— start of Dataset rows —

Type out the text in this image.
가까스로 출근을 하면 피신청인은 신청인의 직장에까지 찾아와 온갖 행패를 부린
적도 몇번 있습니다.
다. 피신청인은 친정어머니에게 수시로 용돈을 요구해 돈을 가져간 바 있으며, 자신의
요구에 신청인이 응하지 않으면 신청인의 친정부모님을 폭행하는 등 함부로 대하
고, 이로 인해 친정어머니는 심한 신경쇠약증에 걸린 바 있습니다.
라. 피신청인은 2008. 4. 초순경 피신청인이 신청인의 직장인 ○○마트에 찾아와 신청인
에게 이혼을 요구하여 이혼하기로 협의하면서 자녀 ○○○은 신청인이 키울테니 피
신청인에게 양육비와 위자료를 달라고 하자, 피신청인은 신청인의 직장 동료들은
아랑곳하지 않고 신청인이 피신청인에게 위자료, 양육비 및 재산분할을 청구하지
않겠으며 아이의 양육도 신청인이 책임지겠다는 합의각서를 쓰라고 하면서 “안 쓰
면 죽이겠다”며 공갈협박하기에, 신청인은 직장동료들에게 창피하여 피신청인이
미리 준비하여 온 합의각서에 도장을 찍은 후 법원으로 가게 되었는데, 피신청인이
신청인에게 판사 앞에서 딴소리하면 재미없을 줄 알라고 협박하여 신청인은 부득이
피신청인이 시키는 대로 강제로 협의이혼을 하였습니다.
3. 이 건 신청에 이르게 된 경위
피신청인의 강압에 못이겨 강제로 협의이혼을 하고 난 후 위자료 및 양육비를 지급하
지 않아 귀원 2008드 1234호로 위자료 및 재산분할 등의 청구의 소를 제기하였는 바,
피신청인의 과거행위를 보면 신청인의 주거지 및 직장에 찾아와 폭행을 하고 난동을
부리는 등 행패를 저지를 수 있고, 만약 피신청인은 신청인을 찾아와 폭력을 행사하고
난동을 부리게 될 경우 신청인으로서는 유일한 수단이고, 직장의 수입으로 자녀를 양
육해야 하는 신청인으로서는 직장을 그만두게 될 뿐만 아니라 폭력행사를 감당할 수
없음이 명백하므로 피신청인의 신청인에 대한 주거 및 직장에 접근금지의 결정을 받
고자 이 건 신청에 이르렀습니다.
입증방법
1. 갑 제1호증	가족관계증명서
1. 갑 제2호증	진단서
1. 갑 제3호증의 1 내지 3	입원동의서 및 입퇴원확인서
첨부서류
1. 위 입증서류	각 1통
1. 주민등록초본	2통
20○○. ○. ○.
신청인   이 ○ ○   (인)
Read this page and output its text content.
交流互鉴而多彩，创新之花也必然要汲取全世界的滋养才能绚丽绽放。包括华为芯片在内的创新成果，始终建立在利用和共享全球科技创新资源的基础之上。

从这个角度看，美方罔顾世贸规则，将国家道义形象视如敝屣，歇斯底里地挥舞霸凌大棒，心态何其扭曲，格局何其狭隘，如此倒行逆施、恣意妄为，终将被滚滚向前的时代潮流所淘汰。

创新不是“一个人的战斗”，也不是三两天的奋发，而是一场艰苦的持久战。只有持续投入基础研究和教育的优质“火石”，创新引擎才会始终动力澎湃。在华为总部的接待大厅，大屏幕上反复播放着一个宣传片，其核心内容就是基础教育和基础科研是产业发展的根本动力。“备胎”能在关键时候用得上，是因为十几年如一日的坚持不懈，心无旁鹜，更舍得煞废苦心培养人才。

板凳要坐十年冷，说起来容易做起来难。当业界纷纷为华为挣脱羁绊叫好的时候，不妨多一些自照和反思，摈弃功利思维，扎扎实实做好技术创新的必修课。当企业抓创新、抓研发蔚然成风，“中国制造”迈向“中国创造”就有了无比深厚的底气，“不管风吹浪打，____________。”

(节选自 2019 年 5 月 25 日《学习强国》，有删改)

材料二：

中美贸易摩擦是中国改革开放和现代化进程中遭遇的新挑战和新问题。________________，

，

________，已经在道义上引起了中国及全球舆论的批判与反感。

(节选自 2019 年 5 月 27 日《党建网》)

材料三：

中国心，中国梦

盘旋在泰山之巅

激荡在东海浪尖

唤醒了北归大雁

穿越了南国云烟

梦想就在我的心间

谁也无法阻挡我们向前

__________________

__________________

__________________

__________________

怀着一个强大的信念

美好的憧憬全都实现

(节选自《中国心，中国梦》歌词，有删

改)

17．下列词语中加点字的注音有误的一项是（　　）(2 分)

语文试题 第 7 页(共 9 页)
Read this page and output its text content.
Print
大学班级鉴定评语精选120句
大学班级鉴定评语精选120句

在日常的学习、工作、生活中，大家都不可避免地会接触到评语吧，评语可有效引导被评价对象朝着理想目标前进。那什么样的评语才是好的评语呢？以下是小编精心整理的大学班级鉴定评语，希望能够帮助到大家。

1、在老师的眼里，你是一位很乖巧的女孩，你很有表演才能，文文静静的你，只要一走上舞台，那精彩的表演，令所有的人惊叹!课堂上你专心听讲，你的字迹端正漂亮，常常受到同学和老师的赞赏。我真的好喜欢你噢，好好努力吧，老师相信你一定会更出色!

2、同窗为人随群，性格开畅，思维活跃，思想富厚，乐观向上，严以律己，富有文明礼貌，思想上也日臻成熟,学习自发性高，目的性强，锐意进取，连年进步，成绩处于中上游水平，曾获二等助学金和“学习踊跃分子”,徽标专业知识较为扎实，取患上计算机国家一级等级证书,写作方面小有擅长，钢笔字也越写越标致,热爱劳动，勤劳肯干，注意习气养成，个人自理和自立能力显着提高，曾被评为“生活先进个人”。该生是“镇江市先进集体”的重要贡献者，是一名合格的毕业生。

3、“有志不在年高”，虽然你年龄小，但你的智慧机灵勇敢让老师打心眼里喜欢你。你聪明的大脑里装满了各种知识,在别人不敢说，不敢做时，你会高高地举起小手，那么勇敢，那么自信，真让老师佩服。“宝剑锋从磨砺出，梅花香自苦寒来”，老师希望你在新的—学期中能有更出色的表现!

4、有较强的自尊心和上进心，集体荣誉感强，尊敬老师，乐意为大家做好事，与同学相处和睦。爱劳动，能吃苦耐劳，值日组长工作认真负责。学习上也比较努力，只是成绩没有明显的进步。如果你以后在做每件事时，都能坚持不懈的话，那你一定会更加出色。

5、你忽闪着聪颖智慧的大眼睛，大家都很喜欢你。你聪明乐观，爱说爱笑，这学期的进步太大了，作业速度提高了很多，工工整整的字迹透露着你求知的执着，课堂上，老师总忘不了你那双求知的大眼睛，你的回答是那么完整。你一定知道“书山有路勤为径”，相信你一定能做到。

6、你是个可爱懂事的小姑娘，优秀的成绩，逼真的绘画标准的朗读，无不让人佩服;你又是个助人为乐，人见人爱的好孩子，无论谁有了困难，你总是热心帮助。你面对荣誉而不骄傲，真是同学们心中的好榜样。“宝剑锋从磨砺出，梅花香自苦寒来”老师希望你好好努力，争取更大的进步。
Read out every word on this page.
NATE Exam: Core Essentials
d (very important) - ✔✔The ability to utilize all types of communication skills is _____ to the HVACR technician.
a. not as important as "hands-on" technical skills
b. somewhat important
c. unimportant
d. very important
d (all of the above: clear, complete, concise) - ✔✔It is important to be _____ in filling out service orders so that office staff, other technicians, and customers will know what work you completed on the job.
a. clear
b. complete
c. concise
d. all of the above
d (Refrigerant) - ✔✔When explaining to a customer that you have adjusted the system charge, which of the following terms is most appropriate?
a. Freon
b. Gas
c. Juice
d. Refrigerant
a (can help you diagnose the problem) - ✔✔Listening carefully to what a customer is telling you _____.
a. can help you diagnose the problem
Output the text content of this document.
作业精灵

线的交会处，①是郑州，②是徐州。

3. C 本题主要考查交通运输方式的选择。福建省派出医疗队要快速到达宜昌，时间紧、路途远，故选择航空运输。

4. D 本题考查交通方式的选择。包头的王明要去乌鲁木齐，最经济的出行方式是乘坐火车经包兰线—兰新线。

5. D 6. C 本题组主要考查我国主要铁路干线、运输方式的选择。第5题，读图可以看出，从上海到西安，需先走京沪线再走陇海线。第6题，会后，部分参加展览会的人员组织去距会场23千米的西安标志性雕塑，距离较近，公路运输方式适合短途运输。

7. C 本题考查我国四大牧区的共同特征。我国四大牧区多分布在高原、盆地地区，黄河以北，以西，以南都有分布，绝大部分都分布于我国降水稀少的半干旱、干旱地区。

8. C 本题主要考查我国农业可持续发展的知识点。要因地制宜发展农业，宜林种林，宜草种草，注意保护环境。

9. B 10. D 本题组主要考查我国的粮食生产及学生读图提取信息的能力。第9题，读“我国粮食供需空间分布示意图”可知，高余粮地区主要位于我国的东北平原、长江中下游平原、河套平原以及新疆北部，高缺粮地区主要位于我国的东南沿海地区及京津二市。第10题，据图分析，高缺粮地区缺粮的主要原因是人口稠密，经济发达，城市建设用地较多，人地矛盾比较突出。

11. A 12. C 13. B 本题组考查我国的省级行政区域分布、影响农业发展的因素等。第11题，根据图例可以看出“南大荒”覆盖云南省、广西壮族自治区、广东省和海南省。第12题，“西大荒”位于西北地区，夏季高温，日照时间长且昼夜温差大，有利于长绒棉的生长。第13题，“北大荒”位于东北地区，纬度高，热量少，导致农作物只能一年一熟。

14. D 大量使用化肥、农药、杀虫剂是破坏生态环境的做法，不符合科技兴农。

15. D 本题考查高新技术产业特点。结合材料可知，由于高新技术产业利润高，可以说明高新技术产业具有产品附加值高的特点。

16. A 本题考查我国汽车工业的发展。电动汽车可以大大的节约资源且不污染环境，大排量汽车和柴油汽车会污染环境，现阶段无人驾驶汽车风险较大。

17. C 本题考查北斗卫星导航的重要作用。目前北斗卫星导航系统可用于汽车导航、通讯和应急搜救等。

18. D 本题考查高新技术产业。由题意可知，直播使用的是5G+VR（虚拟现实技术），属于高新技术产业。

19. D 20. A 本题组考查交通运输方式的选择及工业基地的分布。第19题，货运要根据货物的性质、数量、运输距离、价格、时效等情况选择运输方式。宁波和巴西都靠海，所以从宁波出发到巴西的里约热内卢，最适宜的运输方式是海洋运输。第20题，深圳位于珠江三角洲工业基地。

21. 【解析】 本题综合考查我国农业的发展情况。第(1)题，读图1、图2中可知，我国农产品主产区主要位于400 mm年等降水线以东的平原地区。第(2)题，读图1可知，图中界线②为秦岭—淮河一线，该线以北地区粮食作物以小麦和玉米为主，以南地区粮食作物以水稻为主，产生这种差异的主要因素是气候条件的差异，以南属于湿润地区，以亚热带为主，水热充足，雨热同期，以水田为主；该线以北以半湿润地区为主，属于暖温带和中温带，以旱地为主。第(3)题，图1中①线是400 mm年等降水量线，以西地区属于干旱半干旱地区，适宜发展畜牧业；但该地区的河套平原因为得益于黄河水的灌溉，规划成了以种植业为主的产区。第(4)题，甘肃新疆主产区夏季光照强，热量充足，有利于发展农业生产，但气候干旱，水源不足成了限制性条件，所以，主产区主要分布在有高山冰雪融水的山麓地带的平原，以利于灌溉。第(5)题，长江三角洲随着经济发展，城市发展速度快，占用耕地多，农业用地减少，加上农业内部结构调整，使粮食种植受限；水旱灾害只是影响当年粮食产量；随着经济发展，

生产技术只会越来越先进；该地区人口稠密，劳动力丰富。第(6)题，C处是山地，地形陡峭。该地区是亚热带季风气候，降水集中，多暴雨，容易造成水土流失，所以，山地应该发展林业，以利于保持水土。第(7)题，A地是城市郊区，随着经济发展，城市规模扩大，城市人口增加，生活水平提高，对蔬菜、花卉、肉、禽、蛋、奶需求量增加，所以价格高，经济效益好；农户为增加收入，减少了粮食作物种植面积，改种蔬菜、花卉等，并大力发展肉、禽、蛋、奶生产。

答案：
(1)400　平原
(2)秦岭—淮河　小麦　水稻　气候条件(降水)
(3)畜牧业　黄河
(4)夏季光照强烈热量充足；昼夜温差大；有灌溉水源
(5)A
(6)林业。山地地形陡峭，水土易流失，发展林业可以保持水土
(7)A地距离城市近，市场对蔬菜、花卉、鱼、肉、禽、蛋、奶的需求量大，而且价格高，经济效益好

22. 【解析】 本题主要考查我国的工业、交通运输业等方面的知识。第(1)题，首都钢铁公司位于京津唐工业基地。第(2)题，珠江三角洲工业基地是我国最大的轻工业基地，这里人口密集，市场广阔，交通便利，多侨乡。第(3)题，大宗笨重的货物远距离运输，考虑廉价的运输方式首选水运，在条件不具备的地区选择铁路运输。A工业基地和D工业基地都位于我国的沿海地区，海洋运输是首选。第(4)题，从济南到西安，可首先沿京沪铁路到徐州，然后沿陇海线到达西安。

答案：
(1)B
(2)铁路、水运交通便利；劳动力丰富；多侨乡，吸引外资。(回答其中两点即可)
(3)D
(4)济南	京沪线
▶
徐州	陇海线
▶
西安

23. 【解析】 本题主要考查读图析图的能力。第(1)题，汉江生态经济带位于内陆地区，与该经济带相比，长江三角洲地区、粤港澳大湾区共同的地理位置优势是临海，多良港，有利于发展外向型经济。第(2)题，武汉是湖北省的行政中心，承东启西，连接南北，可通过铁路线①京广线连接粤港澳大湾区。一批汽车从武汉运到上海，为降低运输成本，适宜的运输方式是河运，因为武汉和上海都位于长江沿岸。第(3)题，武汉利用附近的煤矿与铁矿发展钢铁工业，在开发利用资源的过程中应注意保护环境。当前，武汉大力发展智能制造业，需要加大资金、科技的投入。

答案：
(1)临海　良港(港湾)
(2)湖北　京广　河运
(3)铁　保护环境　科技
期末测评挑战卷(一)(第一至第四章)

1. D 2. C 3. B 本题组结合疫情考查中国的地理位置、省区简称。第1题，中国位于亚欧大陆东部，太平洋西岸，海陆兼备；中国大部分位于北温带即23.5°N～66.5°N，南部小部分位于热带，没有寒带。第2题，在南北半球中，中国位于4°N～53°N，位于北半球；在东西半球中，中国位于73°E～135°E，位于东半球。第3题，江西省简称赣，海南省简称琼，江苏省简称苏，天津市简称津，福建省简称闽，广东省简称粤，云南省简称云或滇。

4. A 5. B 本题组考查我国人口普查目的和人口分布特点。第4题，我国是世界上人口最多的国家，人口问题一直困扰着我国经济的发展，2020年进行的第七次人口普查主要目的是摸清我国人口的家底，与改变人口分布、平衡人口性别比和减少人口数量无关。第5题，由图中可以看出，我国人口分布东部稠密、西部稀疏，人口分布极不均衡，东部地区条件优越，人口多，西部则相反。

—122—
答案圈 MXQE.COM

— end of Dataset rows —

● **Task details**
Search the lines for the string "협의이혼을" and copy every line that has it.

● **Reply to the exercise**
피신청인이 시키는 대로 강제로 협의이혼을 하였습니다.
피신청인의 강압에 못이겨 강제로 협의이혼을 하고 난 후 위자료 및 양육비를 지급하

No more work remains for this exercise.